Tâche demandée:
Prolongez le texte sur le déclin démographique de la Martinique en reprenant juste après sa dernière phrase.

Texte présenté:
%%

Selon une étude de l’INSEE, les tendances observées récemment indiquent que la population de la Martinique devrait diminuer pour atteindre 339 000 habitants en 2030 contre 400 000 en 2013.
C’est en grande partie la jeunesse étudiante ou travailleuse qui quitte les deux îles de Guadeloupe et Martinique. Ces jeunes tentent de trouver du travail ou de mieux gagner leur vie ou encore ils vont suivre des études en France mais aussi au Canada (très à la mode en ce moment) ou aux USA.
Sur l’ensemble de la période 2018-2070, la Martinique connaitrait la plus importante baisse de France, devant la Guadeloupe.
La projection des tendances démographiques conduit à un doublement de la part des personnes de plus de 60 ans. Elle passe de 18 % en 2007 à 36 % en 2030 dont 57 % de femmes dans les deux cas. La Martinique deviendra alors le deuxième département le plus âgé de France après la Corse.
Le recul démographique menace le dynamisme économique, social, culturel et politique du territoire, qui pourrait perdre près de 50 000 habitants d’ici 2030.
Une longue histoire
Cette tendance démographique a commencé il y a bien longtemps en Martinique et en Guadeloupe, avec le départ en masse de milliers de jeunes antillais soumis à la loi française par l’organisme « BUMIDOM » (Bureau des migrations des départements d’outre-mer.)
C’était une politique voulue, délibérée du pouvoir colonial de l’époque, pour contrecarrer la contestation sociale forte dans la jeunesse.

%%

Données enregistrées:

%%

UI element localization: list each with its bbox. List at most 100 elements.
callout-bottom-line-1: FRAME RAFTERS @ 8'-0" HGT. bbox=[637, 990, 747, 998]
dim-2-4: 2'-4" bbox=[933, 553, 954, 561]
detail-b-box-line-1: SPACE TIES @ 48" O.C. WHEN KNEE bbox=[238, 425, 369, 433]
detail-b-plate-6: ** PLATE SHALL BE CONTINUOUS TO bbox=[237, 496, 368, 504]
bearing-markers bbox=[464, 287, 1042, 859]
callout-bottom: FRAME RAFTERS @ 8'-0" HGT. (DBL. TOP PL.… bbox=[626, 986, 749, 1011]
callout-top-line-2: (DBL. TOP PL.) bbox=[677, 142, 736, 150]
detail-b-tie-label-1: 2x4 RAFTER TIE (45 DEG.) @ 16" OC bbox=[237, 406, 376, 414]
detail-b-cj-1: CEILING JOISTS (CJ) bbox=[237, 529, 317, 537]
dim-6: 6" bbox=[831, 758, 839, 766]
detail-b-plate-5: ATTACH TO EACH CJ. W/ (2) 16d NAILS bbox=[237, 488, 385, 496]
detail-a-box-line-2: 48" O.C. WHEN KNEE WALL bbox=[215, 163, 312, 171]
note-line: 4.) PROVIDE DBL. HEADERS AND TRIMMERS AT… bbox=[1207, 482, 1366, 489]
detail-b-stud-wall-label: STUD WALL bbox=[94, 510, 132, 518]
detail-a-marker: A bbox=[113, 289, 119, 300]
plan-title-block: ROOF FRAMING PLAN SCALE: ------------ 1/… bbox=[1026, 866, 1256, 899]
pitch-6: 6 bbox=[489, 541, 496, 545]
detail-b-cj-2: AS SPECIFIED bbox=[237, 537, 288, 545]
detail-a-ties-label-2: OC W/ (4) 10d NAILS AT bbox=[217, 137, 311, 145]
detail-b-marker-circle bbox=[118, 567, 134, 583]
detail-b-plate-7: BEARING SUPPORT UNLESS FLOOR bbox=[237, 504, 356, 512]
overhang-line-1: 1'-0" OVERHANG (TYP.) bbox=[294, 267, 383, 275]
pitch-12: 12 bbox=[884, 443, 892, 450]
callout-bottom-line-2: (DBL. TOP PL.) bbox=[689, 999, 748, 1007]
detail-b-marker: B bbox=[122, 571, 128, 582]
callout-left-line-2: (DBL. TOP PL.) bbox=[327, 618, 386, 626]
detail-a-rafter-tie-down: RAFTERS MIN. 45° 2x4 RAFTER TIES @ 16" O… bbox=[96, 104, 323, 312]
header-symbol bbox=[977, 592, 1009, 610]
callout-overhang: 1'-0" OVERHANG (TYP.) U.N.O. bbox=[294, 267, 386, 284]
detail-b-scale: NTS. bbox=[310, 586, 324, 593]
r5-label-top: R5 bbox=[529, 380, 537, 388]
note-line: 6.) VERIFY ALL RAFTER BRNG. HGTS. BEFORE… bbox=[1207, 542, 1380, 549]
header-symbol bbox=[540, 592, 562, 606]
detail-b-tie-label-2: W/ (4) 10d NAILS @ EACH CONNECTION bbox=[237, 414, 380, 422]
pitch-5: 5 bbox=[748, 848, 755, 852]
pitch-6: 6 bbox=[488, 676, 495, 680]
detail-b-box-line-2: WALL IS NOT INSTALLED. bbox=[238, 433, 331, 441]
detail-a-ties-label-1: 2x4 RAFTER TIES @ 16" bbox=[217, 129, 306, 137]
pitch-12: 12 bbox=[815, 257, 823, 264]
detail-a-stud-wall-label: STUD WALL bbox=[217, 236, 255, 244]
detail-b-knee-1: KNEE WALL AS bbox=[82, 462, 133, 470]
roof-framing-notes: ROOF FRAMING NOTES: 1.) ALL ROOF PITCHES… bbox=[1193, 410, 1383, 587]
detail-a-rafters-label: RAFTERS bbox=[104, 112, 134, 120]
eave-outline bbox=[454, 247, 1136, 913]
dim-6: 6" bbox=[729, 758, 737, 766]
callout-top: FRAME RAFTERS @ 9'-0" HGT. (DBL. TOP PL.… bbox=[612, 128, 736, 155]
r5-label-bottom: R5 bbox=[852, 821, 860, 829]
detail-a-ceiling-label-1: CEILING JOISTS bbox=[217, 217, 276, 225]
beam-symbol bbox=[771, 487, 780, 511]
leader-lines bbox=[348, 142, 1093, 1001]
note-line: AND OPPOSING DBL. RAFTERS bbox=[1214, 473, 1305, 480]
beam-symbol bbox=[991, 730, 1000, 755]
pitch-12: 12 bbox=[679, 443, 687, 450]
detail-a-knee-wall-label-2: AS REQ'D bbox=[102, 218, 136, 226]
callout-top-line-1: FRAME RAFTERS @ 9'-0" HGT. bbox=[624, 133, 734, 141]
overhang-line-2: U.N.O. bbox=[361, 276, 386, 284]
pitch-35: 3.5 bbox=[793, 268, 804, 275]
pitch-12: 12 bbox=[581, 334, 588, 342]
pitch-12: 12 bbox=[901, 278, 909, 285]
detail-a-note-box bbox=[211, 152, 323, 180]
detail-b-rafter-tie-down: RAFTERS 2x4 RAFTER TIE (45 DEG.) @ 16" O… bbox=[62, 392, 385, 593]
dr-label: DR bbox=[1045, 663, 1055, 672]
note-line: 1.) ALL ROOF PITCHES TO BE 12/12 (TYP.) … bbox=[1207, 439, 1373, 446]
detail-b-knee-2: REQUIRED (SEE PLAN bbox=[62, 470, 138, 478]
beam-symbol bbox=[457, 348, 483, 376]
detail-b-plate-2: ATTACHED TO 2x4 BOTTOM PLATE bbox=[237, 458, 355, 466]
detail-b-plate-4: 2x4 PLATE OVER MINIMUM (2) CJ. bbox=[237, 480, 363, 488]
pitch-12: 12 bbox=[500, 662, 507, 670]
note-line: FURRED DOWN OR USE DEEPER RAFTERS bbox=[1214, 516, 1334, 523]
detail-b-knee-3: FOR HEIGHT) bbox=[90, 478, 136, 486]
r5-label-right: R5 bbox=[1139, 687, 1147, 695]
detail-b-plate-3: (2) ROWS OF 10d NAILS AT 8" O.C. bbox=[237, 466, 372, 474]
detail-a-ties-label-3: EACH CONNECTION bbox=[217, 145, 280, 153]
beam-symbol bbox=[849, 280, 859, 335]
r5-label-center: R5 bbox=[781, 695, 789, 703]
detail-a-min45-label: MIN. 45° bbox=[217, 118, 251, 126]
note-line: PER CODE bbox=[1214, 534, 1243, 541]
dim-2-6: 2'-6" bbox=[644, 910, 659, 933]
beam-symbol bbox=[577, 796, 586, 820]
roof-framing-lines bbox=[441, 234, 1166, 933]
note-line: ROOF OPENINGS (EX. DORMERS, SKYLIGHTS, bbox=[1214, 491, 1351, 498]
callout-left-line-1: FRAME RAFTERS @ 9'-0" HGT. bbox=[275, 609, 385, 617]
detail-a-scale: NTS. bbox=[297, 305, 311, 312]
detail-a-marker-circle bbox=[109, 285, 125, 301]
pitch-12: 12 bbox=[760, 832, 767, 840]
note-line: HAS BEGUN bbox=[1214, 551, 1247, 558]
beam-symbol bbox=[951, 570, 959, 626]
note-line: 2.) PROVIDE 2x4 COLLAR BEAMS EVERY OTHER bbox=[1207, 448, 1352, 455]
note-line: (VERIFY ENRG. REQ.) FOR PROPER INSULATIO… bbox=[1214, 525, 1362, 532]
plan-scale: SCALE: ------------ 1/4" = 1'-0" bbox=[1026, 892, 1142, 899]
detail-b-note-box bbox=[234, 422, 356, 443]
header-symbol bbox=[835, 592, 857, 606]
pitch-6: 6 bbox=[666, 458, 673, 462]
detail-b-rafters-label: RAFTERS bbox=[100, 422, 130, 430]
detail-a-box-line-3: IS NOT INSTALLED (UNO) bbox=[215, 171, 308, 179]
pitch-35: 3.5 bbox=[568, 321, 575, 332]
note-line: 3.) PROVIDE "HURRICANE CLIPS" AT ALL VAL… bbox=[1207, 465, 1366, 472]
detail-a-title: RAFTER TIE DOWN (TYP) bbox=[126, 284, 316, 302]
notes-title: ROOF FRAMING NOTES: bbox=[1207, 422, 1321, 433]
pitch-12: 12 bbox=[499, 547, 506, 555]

%%

Réponse à l'exercice:
La fin de la révolution cubaine, la guerre d’Algérie, la révolte des Noirs américains enflammaient l’imagination d’une fraction de cette jeunesse qui exprimait sa sympathie pour ces mouvements, beaucoup trop forte sans doute à l’époque pour les autorités coloniales. Elle aura joué un rôle dans les décisions du gouvernement. Elle s’ajoutait à l’existence des organisations anticolonialistes tels les Partis communistes guadeloupéen et martiniquais, puissants à l’époque, à l’activisme de plusieurs organisations nationalistes autonomistes ou indépendantistes comme l’OJAM (organisation anticolonialiste martiniquaise) en 1963 dont tous les leaders ont été emmenés de force et emprisonnés à la prison de Fresnes), à la création en 1965 du groupe communiste révolutionnaire Trotskyste « Combat ouvrier ». L’influence du GONG (groupe d’organisation national de la Guadeloupe) prônant l’indépendance commençait à s’étendre dans toute la Guadeloupe.
C’est en mai 1967 et en février 1974 que les travailleurs et la population de Martinique et de Guadeloupe ont connu l’épilogue – jusqu’ici tout au moins – d’une longue liste de massacres perpétrés par le pouvoir colonial depuis l’abolition de l‘esclavage en 1848.
Depuis, régulièrement la population résidente a baissé. Par le biais du service militaire et de l’émigration à peine forcée du BUMIDON, le départ de la jeunesse s’est accentué.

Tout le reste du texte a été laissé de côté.